Crud - sorry for delayed response. I was out for a bit.

I’ll just change it to %d as there is nothing magic about it being unsigned. 
How bizarre.


> On Dec 12, 2014, at 3:21 PM, Paul Hargrove <phhargr...@lbl.gov> wrote:
> 
> NOTE:
> 
> The existing code for "%l." in guess_strlen() is garbage.
> The va_arg() macro calls all have "int" for the type!!
> 
> I am *only* testing a fix for the missing "%u" at the moment.
> 
> -Paul
> 
> On Fri, Dec 12, 2014 at 3:14 PM, Paul Hargrove <phhargr...@lbl.gov 
> <mailto:phhargr...@lbl.gov>> wrote:
> Thanks, Gilles!
> 
> I was looking at that same code just now and completely missed the lack of a 
> case for '%u' (and '%lu').  I will add one now and see if that resolves the 
> problem....
> 
> 
> -Paul
> 
> On Fri, Dec 12, 2014 at 3:10 PM, Gilles Gouaillardet 
> <gilles.gouaillar...@gmail.com <mailto:gilles.gouaillar...@gmail.com>> wrote:
> Ralph,
> 
> I cannot find a case for the %u format is guess_strlen
> And since the default does not invoke va_arg()
> I
> it seems strlen is invoked on nnuma instead of arch
> 
> Makes sense ?
> 
> Cheers,
> 
> Gilles
> 
> Ralph Castain <r...@open-mpi.org <mailto:r...@open-mpi.org>> wrote:
> Afraid I’m drawing a blank, Paul - I can’t see how we got to a bad address 
> down there. This is at the beginning of orte_init, so there are no threads 
> running nor has anything much happened.
> 
> Do you have any suggestions?
> 
> 
>> On Dec 12, 2014, at 9:02 AM, Paul Hargrove <phhargr...@lbl.gov 
>> <mailto:phhargr...@lbl.gov>> wrote:
>> 
>> Ralph,
>> 
>> The "arch" variable looks fine:
>> Current function is opal_hwloc_base_get_topo_signature
>>  2134                    nnuma, nsocket, nl3, nl2, nl1, ncore, nhwt, arch);
>> (dbx) print arch
>> arch = 0x1001700a0 "sun4v"
>> 
>> And so is "fmt":
>> 
>> Current function is opal_asprintf
>>   194       length = opal_vasprintf(ptr, fmt, ap);
>> (dbx) print fmt
>> fmt = 0xffffffff7eeada98 "%uN:%uS:%uL3:%uL2:%uL1:%uC:%uH:%s"

» SUPPLIED MATERIAL
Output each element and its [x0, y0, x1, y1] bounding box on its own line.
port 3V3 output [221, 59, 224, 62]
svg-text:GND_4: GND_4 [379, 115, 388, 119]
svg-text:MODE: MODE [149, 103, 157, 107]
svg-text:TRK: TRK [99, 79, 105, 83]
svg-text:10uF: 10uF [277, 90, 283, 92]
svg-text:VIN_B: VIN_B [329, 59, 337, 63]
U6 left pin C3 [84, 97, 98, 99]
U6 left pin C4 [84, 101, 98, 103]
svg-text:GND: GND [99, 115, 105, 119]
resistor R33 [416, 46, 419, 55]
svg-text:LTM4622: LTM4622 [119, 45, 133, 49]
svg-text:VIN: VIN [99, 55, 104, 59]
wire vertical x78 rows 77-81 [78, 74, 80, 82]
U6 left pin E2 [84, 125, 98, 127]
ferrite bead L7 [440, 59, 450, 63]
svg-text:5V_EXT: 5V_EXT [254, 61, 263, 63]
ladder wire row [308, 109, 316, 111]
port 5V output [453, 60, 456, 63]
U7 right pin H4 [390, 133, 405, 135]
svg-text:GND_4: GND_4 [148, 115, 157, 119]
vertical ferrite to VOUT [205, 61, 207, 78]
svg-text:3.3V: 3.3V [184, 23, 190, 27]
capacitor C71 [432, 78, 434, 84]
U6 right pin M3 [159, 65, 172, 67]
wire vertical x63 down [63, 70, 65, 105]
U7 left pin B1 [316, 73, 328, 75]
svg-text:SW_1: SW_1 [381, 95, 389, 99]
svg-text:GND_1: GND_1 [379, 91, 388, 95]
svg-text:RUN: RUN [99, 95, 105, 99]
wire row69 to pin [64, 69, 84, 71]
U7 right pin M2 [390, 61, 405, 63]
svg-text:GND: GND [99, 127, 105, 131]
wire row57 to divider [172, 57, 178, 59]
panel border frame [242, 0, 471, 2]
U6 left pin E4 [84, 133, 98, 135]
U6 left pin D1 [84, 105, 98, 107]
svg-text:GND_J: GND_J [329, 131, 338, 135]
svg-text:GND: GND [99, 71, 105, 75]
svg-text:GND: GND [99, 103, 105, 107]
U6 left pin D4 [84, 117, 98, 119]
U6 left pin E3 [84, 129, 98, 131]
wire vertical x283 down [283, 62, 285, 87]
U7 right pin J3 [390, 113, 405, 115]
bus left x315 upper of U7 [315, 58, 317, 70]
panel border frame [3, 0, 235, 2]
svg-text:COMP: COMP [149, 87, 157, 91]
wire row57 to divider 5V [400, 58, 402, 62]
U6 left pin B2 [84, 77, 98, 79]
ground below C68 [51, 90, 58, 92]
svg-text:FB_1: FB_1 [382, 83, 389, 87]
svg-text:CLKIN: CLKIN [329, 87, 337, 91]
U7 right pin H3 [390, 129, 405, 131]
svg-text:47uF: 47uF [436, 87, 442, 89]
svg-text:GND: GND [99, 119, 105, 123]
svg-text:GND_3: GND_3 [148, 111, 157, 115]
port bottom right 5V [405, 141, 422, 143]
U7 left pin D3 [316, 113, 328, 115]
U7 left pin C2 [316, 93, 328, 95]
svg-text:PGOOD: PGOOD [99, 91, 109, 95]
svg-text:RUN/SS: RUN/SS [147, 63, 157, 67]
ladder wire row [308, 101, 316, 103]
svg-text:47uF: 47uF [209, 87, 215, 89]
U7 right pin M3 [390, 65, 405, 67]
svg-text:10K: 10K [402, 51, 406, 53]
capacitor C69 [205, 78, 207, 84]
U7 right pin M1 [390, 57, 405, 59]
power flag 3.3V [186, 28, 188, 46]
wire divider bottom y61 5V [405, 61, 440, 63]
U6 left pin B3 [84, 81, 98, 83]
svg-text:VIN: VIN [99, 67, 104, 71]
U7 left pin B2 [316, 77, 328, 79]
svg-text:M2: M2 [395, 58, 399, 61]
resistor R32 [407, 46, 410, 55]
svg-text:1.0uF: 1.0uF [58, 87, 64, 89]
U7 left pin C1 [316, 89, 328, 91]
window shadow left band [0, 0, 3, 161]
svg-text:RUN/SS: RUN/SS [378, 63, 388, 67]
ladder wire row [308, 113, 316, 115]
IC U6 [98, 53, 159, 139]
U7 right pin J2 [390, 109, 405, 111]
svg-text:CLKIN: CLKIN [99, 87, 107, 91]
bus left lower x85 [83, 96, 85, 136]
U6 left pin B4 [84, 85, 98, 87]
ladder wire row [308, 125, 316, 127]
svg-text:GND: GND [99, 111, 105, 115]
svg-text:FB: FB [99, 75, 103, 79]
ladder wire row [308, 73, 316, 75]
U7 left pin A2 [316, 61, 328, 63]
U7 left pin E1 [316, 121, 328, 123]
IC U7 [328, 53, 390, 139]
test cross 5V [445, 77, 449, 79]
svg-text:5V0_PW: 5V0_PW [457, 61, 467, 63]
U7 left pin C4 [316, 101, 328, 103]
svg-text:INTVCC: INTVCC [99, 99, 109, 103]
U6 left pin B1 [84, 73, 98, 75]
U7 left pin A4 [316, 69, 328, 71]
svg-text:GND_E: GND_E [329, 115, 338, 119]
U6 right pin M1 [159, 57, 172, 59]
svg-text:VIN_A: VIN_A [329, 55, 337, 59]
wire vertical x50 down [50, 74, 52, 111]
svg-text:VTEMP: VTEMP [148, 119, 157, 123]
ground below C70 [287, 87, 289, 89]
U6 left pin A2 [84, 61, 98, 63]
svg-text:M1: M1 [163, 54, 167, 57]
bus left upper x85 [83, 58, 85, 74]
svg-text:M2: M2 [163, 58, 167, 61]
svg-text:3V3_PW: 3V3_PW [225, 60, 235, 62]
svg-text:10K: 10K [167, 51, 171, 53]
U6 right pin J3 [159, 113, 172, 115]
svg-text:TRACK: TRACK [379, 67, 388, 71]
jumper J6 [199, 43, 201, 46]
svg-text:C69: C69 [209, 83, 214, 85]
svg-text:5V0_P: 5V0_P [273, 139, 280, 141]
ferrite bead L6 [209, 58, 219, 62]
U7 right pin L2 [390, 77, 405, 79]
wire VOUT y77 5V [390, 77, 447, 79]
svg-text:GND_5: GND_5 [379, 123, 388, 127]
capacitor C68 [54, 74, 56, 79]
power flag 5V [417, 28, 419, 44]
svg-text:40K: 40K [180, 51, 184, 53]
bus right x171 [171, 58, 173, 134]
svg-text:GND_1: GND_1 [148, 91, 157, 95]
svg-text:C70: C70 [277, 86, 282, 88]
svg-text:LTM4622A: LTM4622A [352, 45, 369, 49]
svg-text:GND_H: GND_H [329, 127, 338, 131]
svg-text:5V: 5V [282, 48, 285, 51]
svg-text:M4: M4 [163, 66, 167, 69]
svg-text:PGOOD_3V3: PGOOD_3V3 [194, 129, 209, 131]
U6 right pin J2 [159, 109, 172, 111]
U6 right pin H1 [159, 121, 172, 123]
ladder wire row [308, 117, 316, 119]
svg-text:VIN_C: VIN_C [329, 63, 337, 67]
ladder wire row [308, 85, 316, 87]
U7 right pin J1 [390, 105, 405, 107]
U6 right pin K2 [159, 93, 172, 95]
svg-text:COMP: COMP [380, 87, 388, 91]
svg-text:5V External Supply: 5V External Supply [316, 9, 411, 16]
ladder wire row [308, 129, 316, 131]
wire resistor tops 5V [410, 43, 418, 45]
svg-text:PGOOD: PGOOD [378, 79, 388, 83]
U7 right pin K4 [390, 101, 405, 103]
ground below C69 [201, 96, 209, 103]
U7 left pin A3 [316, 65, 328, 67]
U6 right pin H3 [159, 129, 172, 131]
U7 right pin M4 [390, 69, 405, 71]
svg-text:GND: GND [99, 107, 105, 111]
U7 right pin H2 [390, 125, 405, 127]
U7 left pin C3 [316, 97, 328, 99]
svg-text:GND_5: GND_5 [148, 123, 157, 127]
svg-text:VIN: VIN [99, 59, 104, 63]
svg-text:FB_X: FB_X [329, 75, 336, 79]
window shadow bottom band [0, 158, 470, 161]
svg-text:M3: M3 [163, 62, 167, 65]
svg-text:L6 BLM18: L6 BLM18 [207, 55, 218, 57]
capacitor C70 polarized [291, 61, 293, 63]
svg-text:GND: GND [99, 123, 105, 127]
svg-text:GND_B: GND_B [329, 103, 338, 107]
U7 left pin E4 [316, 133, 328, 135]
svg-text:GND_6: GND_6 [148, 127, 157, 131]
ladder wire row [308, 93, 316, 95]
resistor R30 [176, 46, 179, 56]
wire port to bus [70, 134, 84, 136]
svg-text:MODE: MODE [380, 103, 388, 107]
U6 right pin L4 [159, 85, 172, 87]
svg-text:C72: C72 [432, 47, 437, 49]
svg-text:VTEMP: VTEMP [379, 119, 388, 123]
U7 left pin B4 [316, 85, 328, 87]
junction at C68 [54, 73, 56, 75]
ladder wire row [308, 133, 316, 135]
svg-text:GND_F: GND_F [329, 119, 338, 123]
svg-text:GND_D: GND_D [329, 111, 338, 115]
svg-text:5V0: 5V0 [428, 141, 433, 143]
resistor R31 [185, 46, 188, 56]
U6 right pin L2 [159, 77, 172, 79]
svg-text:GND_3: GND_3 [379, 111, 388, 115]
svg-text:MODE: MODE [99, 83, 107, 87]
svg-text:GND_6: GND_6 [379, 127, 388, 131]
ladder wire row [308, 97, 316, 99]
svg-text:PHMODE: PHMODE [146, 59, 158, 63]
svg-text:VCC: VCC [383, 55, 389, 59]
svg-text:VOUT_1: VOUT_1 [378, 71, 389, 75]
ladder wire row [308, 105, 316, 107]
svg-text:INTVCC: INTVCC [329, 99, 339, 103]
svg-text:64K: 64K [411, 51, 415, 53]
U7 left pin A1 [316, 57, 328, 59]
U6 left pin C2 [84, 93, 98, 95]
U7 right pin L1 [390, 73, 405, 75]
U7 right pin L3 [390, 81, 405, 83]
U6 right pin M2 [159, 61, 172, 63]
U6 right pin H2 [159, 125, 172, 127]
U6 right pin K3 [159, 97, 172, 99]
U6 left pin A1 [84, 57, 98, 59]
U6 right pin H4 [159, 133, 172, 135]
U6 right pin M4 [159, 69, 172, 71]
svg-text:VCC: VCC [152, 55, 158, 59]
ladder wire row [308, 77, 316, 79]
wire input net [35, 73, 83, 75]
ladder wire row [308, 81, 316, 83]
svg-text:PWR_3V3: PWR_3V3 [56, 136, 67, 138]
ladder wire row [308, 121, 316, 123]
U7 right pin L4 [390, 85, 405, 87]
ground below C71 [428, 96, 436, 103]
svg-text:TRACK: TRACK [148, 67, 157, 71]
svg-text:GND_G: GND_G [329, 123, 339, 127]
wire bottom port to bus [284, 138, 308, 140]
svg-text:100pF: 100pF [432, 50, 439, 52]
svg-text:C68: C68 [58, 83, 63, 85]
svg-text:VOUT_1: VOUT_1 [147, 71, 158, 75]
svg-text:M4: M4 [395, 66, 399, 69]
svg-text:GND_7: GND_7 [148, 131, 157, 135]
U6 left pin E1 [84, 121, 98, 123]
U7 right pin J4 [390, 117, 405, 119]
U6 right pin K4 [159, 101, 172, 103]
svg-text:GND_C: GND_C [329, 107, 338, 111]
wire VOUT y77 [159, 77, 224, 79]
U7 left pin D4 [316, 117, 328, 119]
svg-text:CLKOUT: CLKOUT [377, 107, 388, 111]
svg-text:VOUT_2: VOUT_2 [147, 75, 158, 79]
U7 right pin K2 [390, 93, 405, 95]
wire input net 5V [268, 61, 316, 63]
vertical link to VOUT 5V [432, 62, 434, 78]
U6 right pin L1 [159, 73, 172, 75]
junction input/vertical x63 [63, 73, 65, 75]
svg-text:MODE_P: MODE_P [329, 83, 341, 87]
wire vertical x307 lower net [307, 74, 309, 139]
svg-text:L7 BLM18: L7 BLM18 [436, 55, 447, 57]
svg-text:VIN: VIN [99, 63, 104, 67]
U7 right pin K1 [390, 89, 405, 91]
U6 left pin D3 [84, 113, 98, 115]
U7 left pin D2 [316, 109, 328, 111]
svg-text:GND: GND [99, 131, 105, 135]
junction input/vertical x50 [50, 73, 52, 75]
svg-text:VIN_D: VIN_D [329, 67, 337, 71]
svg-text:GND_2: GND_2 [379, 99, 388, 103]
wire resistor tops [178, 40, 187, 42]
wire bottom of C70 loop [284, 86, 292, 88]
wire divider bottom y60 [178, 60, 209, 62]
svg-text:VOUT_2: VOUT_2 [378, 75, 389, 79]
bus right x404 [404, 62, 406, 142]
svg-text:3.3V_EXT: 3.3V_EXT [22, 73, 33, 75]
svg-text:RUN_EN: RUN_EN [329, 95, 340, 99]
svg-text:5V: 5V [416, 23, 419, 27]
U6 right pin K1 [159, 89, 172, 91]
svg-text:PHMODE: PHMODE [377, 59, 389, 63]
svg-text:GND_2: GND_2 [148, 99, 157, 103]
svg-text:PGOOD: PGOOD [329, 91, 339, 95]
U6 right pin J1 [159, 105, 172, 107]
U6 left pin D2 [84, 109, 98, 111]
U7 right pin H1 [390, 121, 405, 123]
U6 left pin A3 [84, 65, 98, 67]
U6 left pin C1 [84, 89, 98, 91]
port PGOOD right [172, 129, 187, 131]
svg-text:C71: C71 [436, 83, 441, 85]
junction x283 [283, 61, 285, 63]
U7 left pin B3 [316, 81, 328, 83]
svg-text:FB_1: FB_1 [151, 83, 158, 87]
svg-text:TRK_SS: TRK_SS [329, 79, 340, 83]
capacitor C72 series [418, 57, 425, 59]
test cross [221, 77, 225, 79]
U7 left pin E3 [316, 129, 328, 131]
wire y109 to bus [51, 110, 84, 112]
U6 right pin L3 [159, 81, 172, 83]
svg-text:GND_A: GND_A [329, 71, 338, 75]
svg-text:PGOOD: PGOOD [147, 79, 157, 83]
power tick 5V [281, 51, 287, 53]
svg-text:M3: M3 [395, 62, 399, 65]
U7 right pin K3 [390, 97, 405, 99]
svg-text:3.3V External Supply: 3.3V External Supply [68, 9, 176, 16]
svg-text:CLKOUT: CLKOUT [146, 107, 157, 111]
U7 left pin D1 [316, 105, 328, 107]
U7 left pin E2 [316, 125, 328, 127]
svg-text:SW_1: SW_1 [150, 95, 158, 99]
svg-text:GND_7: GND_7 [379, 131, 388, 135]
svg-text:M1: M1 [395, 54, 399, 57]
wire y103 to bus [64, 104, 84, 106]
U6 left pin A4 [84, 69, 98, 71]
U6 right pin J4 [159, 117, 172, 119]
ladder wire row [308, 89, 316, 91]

» REQUESTS
**1.** Answer these from the email thread:
(a) What string does dbx print as the value of "arch"?
(b) Which format case does Gilles report he cannot find in guess_strlen?
(c) What type does Paul say all the va_arg() macro calls for "%l." have?
**2.** Rewrite the listing from its first line through the line with "U6 left pin C4 [84, 101, 98, 103]", both included, changing "10uF" to "22uF" and keeping everything else the same. Return only those lines.
The listing has no connection to the email thread that comes before it.

» SOLUTIONS
**1.**
(a) "sun4v"
(b) %u
(c) int

**2.**
Output each element and its [x0, y0, x1, y1] bounding box on its own line.
port 3V3 output [221, 59, 224, 62]
svg-text:GND_4: GND_4 [379, 115, 388, 119]
svg-text:MODE: MODE [149, 103, 157, 107]
svg-text:TRK: TRK [99, 79, 105, 83]
svg-text:22uF: 22uF [277, 90, 283, 92]
svg-text:VIN_B: VIN_B [329, 59, 337, 63]
U6 left pin C3 [84, 97, 98, 99]
U6 left pin C4 [84, 101, 98, 103]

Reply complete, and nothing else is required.